### [DATA LISTING]
^^^^^^^^^^^^^^^^

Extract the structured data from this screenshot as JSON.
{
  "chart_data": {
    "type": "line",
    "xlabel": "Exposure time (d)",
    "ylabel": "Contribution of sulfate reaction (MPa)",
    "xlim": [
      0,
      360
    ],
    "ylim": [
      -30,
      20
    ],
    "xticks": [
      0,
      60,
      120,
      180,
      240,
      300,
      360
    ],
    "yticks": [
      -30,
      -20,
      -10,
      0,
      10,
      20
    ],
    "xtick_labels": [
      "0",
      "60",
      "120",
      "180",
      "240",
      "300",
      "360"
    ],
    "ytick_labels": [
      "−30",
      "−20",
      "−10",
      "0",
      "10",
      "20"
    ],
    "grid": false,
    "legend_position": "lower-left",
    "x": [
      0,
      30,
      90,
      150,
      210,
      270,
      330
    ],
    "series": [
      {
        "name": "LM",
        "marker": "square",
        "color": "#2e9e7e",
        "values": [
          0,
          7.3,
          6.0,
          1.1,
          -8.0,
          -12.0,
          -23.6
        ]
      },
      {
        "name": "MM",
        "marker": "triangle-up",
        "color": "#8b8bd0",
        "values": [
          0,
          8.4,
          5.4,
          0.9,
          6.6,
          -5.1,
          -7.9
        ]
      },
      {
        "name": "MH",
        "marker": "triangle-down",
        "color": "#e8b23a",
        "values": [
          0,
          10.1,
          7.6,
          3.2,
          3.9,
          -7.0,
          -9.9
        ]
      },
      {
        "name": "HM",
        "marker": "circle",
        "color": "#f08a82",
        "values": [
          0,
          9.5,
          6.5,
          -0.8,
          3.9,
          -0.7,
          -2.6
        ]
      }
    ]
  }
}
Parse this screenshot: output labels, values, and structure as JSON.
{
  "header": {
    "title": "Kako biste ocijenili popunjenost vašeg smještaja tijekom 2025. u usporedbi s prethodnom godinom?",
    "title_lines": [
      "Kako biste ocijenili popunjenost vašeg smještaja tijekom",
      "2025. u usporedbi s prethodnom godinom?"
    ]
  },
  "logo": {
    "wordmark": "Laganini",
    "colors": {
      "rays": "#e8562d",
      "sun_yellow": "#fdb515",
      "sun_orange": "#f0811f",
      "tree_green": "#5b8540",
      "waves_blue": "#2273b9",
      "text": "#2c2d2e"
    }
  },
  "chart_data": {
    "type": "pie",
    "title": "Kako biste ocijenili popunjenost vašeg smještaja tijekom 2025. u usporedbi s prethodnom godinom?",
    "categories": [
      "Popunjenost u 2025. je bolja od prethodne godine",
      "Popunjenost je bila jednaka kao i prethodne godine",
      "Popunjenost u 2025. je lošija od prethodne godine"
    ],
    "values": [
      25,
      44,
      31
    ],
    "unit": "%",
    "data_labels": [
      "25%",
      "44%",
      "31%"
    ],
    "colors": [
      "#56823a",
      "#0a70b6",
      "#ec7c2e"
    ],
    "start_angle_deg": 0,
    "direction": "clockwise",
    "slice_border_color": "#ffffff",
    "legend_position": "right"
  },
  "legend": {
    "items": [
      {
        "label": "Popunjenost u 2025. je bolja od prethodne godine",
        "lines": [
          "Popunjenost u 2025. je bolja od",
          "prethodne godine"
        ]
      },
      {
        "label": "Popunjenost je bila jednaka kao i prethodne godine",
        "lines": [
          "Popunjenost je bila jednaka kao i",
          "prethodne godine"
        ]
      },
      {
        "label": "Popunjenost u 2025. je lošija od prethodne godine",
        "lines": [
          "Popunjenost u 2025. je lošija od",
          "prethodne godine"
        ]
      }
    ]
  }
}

^^^^^^^^^^^^^^^^

### [INSTRUCTION]
Go through the data and return every record exactly.

### [TASK SOLUTION]
Extract the structured data from this screenshot as JSON.
{
  "chart_data": {
    "type": "line",
    "xlabel": "Exposure time (d)",
    "ylabel": "Contribution of sulfate reaction (MPa)",
    "xlim": [
      0,
      360
    ],
    "ylim": [
      -30,
      20
    ],
    "xticks": [
      0,
      60,
      120,
      180,
      240,
      300,
      360
    ],
    "yticks": [
      -30,
      -20,
      -10,
      0,
      10,
      20
    ],
    "xtick_labels": [
      "0",
      "60",
      "120",
      "180",
      "240",
      "300",
      "360"
    ],
    "ytick_labels": [
      "−30",
      "−20",
      "−10",
      "0",
      "10",
      "20"
    ],
    "grid": false,
    "legend_position": "lower-left",
    "x": [
      0,
      30,
      90,
      150,
      210,
      270,
      330
    ],
    "series": [
      {
        "name": "LM",
        "marker": "square",
        "color": "#2e9e7e",
        "values": [
          0,
          7.3,
          6.0,
          1.1,
          -8.0,
          -12.0,
          -23.6
        ]
      },
      {
        "name": "MM",
        "marker": "triangle-up",
        "color": "#8b8bd0",
        "values": [
          0,
          8.4,
          5.4,
          0.9,
          6.6,
          -5.1,
          -7.9
        ]
      },
      {
        "name": "MH",
        "marker": "triangle-down",
        "color": "#e8b23a",
        "values": [
          0,
          10.1,
          7.6,
          3.2,
          3.9,
          -7.0,
          -9.9
        ]
      },
      {
        "name": "HM",
        "marker": "circle",
        "color": "#f08a82",
        "values": [
          0,
          9.5,
          6.5,
          -0.8,
          3.9,
          -0.7,
          -2.6
        ]
      }
    ]
  }
}
Parse this screenshot: output labels, values, and structure as JSON.
{
  "header": {
    "title": "Kako biste ocijenili popunjenost vašeg smještaja tijekom 2025. u usporedbi s prethodnom godinom?",
    "title_lines": [
      "Kako biste ocijenili popunjenost vašeg smještaja tijekom",
      "2025. u usporedbi s prethodnom godinom?"
    ]
  },
  "logo": {
    "wordmark": "Laganini",
    "colors": {
      "rays": "#e8562d",
      "sun_yellow": "#fdb515",
      "sun_orange": "#f0811f",
      "tree_green": "#5b8540",
      "waves_blue": "#2273b9",
      "text": "#2c2d2e"
    }
  },
  "chart_data": {
    "type": "pie",
    "title": "Kako biste ocijenili popunjenost vašeg smještaja tijekom 2025. u usporedbi s prethodnom godinom?",
    "categories": [
      "Popunjenost u 2025. je bolja od prethodne godine",
      "Popunjenost je bila jednaka kao i prethodne godine",
      "Popunjenost u 2025. je lošija od prethodne godine"
    ],
    "values": [
      25,
      44,
      31
    ],
    "unit": "%",
    "data_labels": [
      "25%",
      "44%",
      "31%"
    ],
    "colors": [
      "#56823a",
      "#0a70b6",
      "#ec7c2e"
    ],
    "start_angle_deg": 0,
    "direction": "clockwise",
    "slice_border_color": "#ffffff",
    "legend_position": "right"
  },
  "legend": {
    "items": [
      {
        "label": "Popunjenost u 2025. je bolja od prethodne godine",
        "lines": [
          "Popunjenost u 2025. je bolja od",
          "prethodne godine"
        ]
      },
      {
        "label": "Popunjenost je bila jednaka kao i prethodne godine",
        "lines": [
          "Popunjenost je bila jednaka kao i",
          "prethodne godine"
        ]
      },
      {
        "label": "Popunjenost u 2025. je lošija od prethodne godine",
        "lines": [
          "Popunjenost u 2025. je lošija od",
          "prethodne godine"
        ]
      }
    ]
  }
}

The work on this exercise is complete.